Dataset items
++++++++++++++++++++
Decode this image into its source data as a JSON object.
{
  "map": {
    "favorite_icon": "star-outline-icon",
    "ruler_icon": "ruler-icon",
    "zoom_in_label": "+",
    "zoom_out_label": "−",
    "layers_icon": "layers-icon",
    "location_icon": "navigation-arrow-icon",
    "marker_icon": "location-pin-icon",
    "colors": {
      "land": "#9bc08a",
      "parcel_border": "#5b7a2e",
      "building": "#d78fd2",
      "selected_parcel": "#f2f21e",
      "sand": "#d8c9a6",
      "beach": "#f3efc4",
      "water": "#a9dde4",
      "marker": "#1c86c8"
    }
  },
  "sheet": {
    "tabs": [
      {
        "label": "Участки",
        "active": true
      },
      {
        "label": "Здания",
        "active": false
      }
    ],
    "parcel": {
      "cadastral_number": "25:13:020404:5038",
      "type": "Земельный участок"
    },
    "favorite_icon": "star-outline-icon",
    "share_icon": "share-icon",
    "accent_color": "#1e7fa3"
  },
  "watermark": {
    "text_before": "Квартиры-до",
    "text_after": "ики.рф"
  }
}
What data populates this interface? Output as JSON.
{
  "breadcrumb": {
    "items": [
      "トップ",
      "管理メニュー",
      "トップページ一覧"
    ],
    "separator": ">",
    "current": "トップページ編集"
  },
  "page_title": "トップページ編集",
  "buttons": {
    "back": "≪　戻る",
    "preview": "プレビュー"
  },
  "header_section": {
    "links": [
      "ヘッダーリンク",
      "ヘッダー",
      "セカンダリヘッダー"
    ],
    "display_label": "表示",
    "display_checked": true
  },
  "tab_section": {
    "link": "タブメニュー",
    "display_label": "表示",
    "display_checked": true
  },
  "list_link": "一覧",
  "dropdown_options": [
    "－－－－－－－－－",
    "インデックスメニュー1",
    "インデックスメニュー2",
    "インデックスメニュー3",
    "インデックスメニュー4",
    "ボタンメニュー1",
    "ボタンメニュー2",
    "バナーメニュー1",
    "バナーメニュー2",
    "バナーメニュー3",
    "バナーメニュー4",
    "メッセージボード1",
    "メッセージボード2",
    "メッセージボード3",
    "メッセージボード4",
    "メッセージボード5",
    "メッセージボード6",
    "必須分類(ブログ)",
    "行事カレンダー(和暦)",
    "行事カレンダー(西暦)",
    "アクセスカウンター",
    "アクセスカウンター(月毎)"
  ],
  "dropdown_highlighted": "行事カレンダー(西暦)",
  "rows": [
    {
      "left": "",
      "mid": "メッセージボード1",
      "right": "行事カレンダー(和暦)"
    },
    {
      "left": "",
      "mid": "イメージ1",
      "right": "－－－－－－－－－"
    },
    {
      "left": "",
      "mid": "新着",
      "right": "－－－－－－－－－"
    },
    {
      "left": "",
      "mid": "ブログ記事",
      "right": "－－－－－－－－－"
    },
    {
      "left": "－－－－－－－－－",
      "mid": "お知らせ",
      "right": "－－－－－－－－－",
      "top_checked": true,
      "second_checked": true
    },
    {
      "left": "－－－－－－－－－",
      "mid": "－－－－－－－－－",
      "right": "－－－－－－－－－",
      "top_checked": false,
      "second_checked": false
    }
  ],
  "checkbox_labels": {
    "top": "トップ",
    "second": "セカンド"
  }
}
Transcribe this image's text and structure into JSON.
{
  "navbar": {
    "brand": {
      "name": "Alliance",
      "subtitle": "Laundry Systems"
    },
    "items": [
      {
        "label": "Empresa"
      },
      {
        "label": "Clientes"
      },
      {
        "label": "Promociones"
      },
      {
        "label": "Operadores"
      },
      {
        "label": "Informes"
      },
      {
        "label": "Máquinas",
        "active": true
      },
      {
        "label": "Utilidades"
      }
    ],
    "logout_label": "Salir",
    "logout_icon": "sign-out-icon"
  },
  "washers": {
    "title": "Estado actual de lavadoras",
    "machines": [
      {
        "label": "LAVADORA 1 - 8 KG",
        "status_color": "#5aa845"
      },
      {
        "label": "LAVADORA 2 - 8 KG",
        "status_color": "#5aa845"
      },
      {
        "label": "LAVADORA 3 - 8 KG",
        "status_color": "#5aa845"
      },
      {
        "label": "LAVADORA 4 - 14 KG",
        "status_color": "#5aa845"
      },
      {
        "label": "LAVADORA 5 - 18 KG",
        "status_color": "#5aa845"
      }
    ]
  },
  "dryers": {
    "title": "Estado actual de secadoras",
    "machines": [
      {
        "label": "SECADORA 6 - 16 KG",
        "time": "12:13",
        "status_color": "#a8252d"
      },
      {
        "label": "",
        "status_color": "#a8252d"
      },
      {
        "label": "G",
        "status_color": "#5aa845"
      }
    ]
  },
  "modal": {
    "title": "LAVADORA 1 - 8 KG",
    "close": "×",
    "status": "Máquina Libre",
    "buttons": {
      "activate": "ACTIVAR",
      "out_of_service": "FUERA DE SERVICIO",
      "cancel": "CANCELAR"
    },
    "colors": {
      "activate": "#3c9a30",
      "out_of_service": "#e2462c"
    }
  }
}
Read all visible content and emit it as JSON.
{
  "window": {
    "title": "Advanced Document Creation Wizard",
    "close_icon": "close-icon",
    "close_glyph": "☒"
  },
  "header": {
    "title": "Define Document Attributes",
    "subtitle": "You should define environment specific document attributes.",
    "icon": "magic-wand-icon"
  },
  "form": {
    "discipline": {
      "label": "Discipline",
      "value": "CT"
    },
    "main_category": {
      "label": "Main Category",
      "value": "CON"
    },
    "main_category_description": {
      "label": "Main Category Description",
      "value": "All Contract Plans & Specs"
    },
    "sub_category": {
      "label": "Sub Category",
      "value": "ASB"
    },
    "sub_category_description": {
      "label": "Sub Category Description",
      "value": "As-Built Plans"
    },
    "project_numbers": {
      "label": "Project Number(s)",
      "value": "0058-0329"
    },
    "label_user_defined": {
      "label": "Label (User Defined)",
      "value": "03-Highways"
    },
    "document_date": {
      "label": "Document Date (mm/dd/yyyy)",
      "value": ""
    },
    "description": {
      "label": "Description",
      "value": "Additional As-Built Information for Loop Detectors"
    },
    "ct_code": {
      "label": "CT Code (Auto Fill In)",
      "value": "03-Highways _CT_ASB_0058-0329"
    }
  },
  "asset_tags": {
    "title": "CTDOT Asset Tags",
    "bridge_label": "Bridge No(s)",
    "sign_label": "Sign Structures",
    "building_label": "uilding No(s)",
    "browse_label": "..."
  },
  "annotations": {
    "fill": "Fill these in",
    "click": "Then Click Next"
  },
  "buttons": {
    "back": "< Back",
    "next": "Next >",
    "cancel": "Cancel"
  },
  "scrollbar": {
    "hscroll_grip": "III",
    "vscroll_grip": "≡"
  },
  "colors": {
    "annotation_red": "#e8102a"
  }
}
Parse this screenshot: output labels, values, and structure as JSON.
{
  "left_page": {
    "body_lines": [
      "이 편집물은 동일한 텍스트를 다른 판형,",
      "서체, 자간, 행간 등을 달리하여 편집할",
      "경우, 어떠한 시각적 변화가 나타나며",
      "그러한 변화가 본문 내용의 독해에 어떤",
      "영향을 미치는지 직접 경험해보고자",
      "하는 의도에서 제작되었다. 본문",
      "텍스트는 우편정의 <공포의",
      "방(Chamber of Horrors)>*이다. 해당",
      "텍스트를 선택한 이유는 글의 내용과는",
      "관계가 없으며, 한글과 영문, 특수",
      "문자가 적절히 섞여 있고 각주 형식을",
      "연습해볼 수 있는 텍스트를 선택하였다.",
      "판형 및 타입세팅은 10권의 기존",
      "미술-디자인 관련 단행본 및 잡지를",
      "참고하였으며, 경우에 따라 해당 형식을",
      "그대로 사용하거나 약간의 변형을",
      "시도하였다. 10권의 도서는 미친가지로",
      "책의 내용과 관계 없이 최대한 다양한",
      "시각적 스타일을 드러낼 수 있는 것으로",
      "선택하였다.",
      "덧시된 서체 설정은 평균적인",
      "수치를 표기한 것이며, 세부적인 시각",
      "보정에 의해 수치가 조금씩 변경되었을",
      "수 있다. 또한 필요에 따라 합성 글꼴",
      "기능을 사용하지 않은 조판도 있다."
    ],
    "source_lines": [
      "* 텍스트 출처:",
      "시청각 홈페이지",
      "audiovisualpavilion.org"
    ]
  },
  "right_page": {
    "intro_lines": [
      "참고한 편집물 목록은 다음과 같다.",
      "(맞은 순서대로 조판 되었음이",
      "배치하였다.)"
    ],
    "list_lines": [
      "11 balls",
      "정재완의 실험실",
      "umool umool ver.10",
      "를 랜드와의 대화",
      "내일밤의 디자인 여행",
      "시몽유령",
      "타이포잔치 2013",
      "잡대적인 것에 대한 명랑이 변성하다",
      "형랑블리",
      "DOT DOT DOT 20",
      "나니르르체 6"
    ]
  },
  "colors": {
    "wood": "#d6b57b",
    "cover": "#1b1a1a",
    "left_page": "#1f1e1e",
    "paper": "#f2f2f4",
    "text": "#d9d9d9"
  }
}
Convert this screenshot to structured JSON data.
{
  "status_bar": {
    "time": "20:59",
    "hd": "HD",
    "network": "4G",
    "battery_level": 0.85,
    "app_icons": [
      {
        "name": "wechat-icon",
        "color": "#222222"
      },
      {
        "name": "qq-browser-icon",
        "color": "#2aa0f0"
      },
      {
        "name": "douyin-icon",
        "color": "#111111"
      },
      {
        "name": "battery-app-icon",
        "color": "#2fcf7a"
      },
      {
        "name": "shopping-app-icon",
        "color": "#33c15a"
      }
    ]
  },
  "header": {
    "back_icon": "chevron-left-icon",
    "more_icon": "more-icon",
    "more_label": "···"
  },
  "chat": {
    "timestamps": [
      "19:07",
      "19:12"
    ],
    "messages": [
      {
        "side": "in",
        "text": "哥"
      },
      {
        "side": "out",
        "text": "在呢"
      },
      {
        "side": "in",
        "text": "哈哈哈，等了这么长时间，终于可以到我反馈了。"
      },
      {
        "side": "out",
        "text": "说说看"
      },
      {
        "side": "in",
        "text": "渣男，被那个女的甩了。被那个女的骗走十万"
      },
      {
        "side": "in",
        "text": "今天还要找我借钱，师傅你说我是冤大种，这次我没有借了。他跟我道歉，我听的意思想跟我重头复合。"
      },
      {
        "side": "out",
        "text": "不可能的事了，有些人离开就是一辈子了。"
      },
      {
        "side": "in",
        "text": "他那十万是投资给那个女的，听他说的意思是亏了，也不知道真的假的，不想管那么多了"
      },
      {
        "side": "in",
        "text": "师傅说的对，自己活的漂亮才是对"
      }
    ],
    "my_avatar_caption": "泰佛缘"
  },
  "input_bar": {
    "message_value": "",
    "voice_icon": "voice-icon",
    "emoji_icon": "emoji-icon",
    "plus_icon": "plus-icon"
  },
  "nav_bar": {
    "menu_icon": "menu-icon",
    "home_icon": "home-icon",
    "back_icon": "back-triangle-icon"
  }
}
++++++++++++++++++++
* Exercise: Write out every line of the preceding listing that contains "行事カレンダー".

* Solution to this task:
    "行事カレンダー(和暦)",
    "行事カレンダー(西暦)",
  "dropdown_highlighted": "行事カレンダー(西暦)",
      "right": "行事カレンダー(和暦)"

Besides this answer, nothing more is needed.